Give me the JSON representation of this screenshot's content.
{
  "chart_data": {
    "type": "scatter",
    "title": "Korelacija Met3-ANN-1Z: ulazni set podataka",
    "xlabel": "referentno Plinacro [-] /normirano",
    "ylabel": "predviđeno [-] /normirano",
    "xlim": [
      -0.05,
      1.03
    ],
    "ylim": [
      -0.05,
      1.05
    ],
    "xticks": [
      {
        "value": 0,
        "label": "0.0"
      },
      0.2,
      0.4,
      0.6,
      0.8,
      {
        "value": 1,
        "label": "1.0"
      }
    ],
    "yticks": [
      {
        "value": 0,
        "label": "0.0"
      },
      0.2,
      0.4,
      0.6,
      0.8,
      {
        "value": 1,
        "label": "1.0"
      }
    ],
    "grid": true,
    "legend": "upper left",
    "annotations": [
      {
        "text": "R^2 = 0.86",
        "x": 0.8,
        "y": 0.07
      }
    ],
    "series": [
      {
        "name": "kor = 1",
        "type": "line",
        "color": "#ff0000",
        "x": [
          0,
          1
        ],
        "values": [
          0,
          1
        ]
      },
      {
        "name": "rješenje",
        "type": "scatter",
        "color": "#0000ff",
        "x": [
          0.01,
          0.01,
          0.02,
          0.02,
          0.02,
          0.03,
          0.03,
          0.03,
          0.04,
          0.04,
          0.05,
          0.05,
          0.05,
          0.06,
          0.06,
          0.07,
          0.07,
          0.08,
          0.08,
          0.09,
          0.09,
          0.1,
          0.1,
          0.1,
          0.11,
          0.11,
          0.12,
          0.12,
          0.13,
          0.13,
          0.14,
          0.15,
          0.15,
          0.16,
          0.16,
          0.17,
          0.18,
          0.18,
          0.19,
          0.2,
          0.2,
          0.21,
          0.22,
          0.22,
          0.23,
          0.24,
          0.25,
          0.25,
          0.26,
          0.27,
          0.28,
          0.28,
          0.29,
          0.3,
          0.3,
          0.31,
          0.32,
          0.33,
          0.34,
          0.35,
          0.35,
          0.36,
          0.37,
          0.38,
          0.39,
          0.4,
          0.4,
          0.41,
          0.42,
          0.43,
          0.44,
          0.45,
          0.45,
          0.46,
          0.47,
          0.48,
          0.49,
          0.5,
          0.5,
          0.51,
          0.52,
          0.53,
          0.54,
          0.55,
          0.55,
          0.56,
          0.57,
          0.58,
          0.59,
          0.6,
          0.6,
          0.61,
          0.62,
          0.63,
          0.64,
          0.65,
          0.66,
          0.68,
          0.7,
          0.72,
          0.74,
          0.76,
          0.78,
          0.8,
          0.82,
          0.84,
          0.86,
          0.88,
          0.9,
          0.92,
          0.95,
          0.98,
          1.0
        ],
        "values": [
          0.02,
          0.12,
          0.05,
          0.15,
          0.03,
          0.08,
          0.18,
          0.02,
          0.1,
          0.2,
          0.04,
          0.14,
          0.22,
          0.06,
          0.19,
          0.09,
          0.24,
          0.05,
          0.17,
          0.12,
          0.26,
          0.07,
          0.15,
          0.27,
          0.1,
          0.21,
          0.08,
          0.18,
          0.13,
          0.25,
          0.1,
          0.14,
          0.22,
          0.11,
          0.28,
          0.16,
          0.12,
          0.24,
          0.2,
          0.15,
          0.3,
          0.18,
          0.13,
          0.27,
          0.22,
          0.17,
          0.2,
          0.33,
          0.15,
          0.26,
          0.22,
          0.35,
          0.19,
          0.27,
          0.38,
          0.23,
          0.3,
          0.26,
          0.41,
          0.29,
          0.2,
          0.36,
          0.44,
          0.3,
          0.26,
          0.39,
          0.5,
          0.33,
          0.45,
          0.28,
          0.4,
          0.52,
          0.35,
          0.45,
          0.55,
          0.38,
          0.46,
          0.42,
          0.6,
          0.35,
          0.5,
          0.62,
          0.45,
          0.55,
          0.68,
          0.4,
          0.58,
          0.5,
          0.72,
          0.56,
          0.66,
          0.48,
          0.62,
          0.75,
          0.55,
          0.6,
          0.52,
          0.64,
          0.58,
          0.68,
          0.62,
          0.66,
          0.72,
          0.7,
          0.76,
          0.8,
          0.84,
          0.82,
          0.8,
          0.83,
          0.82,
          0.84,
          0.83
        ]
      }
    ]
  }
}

....................

## What the exercise asks
Each line of the material above must be retyped precisely.

## Solution to the problem
Give me the JSON representation of this screenshot's content.
{
  "chart_data": {
    "type": "scatter",
    "title": "Korelacija Met3-ANN-1Z: ulazni set podataka",
    "xlabel": "referentno Plinacro [-] /normirano",
    "ylabel": "predviđeno [-] /normirano",
    "xlim": [
      -0.05,
      1.03
    ],
    "ylim": [
      -0.05,
      1.05
    ],
    "xticks": [
      {
        "value": 0,
        "label": "0.0"
      },
      0.2,
      0.4,
      0.6,
      0.8,
      {
        "value": 1,
        "label": "1.0"
      }
    ],
    "yticks": [
      {
        "value": 0,
        "label": "0.0"
      },
      0.2,
      0.4,
      0.6,
      0.8,
      {
        "value": 1,
        "label": "1.0"
      }
    ],
    "grid": true,
    "legend": "upper left",
    "annotations": [
      {
        "text": "R^2 = 0.86",
        "x": 0.8,
        "y": 0.07
      }
    ],
    "series": [
      {
        "name": "kor = 1",
        "type": "line",
        "color": "#ff0000",
        "x": [
          0,
          1
        ],
        "values": [
          0,
          1
        ]
      },
      {
        "name": "rješenje",
        "type": "scatter",
        "color": "#0000ff",
        "x": [
          0.01,
          0.01,
          0.02,
          0.02,
          0.02,
          0.03,
          0.03,
          0.03,
          0.04,
          0.04,
          0.05,
          0.05,
          0.05,
          0.06,
          0.06,
          0.07,
          0.07,
          0.08,
          0.08,
          0.09,
          0.09,
          0.1,
          0.1,
          0.1,
          0.11,
          0.11,
          0.12,
          0.12,
          0.13,
          0.13,
          0.14,
          0.15,
          0.15,
          0.16,
          0.16,
          0.17,
          0.18,
          0.18,
          0.19,
          0.2,
          0.2,
          0.21,
          0.22,
          0.22,
          0.23,
          0.24,
          0.25,
          0.25,
          0.26,
          0.27,
          0.28,
          0.28,
          0.29,
          0.3,
          0.3,
          0.31,
          0.32,
          0.33,
          0.34,
          0.35,
          0.35,
          0.36,
          0.37,
          0.38,
          0.39,
          0.4,
          0.4,
          0.41,
          0.42,
          0.43,
          0.44,
          0.45,
          0.45,
          0.46,
          0.47,
          0.48,
          0.49,
          0.5,
          0.5,
          0.51,
          0.52,
          0.53,
          0.54,
          0.55,
          0.55,
          0.56,
          0.57,
          0.58,
          0.59,
          0.6,
          0.6,
          0.61,
          0.62,
          0.63,
          0.64,
          0.65,
          0.66,
          0.68,
          0.7,
          0.72,
          0.74,
          0.76,
          0.78,
          0.8,
          0.82,
          0.84,
          0.86,
          0.88,
          0.9,
          0.92,
          0.95,
          0.98,
          1.0
        ],
        "values": [
          0.02,
          0.12,
          0.05,
          0.15,
          0.03,
          0.08,
          0.18,
          0.02,
          0.1,
          0.2,
          0.04,
          0.14,
          0.22,
          0.06,
          0.19,
          0.09,
          0.24,
          0.05,
          0.17,
          0.12,
          0.26,
          0.07,
          0.15,
          0.27,
          0.1,
          0.21,
          0.08,
          0.18,
          0.13,
          0.25,
          0.1,
          0.14,
          0.22,
          0.11,
          0.28,
          0.16,
          0.12,
          0.24,
          0.2,
          0.15,
          0.3,
          0.18,
          0.13,
          0.27,
          0.22,
          0.17,
          0.2,
          0.33,
          0.15,
          0.26,
          0.22,
          0.35,
          0.19,
          0.27,
          0.38,
          0.23,
          0.3,
          0.26,
          0.41,
          0.29,
          0.2,
          0.36,
          0.44,
          0.3,
          0.26,
          0.39,
          0.5,
          0.33,
          0.45,
          0.28,
          0.4,
          0.52,
          0.35,
          0.45,
          0.55,
          0.38,
          0.46,
          0.42,
          0.6,
          0.35,
          0.5,
          0.62,
          0.45,
          0.55,
          0.68,
          0.4,
          0.58,
          0.5,
          0.72,
          0.56,
          0.66,
          0.48,
          0.62,
          0.75,
          0.55,
          0.6,
          0.52,
          0.64,
          0.58,
          0.68,
          0.62,
          0.66,
          0.72,
          0.7,
          0.76,
          0.8,
          0.84,
          0.82,
          0.8,
          0.83,
          0.82,
          0.84,
          0.83
        ]
      }
    ]
  }
}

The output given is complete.